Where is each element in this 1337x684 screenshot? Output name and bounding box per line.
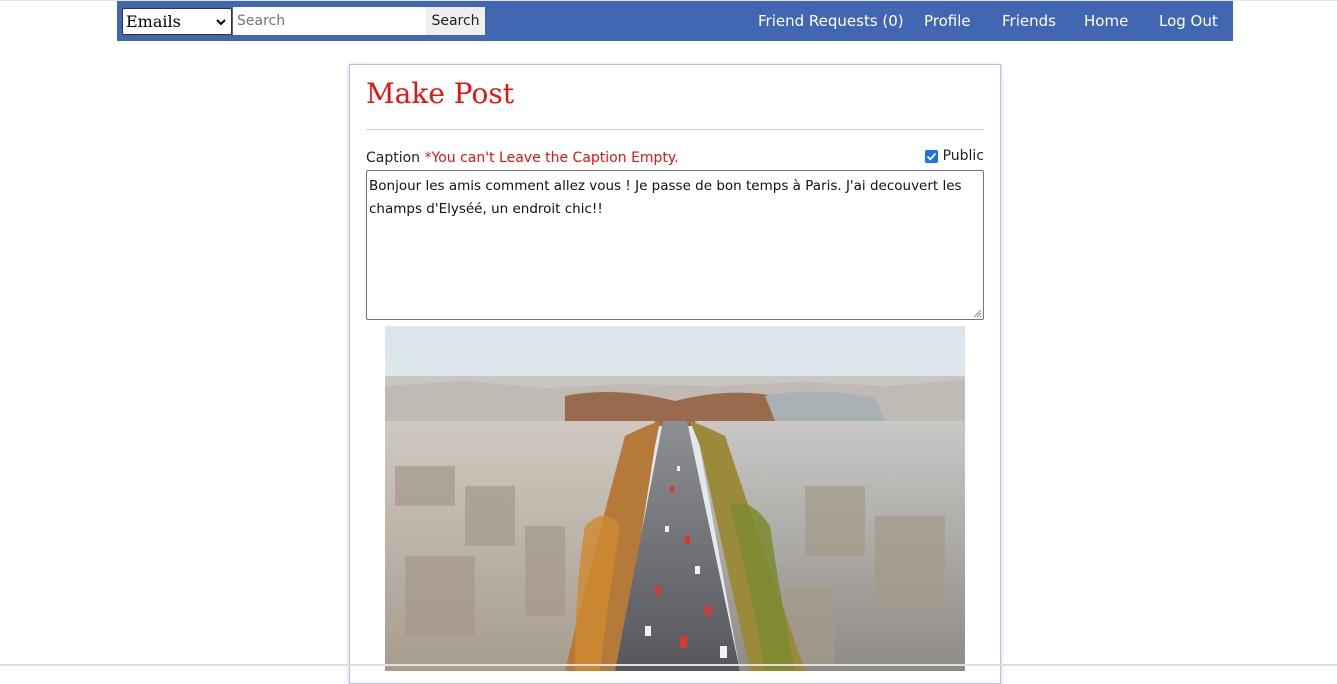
nav-friends-link[interactable]: Friends	[1002, 1, 1056, 41]
public-label: Public	[942, 148, 984, 164]
page-title: Make Post	[366, 77, 514, 110]
search-placeholder: Search	[237, 13, 286, 29]
search-button[interactable]: Search	[426, 7, 485, 35]
public-toggle[interactable]: Public	[924, 148, 984, 164]
nav-profile-link[interactable]: Profile	[924, 1, 971, 41]
public-checkbox[interactable]	[924, 149, 938, 163]
nav-home-link[interactable]: Home	[1084, 1, 1128, 41]
caption-row: Caption *You can't Leave the Caption Emp…	[366, 148, 984, 168]
make-post-card: Make Post Caption *You can't Leave the C…	[349, 64, 1001, 684]
search-filter-select[interactable]: Emails	[122, 8, 232, 35]
checkmark-icon	[926, 152, 936, 161]
caption-textarea[interactable]: Bonjour les amis comment allez vous ! Je…	[366, 170, 984, 320]
caption-text: Bonjour les amis comment allez vous ! Je…	[369, 178, 962, 217]
title-divider	[366, 129, 984, 130]
nav-friend-requests-link[interactable]: Friend Requests (0)	[758, 1, 904, 41]
top-navbar: Emails Search Search Friend Requests (0)…	[117, 1, 1233, 41]
search-input[interactable]: Search	[233, 7, 426, 35]
paris-avenue-photo	[385, 326, 965, 671]
search-filter-value: Emails	[126, 12, 181, 31]
caption-error-message: *You can't Leave the Caption Empty.	[424, 150, 679, 166]
caption-label: Caption	[366, 150, 421, 166]
resize-grip-icon[interactable]	[973, 309, 982, 318]
chevron-down-icon	[216, 18, 226, 25]
post-image	[385, 326, 965, 671]
nav-logout-link[interactable]: Log Out	[1159, 1, 1218, 41]
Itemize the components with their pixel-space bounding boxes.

————

• EXERCISE PROMPT:
Format as a Markdown table the lines of the records that start with the line containing "1, 1056, 41]" and run through the line containing "7, 485, 35]", including both of those lines and leaving out any blank ones. Use two columns, Row for the row number and Line for the line itself.

• TASK ANSWER:
| Row | Line |
|---|---|
| 1 | nav-friends-link[interactable]: Friends	[1002, 1, 1056, 41] |
| 2 | public-label: Public	[942, 148, 984, 164] |
| 3 | page-title: Make Post	[366, 77, 514, 110] |
| 4 | search-placeholder: Search	[237, 13, 286, 29] |
| 5 | search-button[interactable]: Search	[426, 7, 485, 35] |